___ Input rows ___
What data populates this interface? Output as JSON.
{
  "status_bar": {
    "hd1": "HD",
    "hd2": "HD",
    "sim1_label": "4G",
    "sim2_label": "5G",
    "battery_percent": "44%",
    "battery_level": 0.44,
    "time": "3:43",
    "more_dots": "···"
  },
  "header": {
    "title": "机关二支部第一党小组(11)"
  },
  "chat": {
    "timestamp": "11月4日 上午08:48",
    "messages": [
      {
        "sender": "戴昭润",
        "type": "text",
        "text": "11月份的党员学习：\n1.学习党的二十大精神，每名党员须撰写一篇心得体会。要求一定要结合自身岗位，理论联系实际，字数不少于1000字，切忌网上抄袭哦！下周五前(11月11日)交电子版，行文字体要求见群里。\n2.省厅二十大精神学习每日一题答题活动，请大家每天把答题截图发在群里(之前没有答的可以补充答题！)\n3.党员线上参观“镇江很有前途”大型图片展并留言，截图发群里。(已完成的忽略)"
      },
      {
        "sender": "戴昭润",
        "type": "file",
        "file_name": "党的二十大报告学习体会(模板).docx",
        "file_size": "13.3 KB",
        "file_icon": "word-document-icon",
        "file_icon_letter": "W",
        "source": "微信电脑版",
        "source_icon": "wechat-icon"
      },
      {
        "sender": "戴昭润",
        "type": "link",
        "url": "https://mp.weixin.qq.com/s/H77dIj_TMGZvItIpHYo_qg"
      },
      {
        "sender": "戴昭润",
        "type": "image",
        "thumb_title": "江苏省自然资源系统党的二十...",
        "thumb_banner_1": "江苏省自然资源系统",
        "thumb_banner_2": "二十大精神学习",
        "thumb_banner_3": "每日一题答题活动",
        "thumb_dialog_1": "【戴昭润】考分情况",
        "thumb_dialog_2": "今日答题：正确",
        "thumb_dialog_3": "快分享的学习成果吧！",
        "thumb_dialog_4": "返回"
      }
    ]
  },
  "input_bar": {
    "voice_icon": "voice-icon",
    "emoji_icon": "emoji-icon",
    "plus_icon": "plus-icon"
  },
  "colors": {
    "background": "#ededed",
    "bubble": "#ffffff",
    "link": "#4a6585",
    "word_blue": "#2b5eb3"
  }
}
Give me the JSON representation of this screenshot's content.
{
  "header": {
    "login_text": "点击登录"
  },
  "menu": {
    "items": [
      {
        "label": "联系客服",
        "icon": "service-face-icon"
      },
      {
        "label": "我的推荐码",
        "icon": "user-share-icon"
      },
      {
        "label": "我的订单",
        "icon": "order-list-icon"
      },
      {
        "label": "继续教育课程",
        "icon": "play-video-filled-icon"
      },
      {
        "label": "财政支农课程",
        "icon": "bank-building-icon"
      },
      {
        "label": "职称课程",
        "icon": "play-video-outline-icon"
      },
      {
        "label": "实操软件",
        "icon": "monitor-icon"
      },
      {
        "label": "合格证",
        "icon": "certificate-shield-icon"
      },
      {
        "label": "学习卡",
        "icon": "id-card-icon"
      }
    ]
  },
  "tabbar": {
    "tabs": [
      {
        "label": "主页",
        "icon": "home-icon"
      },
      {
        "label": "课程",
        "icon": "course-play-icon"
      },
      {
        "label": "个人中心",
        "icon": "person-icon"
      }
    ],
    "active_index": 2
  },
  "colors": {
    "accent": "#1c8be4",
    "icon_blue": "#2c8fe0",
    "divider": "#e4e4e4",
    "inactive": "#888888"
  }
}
___
## Exercise directions
Locate all lines that include the word "JSON" and copy them out.

## Response
What data populates this interface? Output as JSON.
Give me the JSON representation of this screenshot's content.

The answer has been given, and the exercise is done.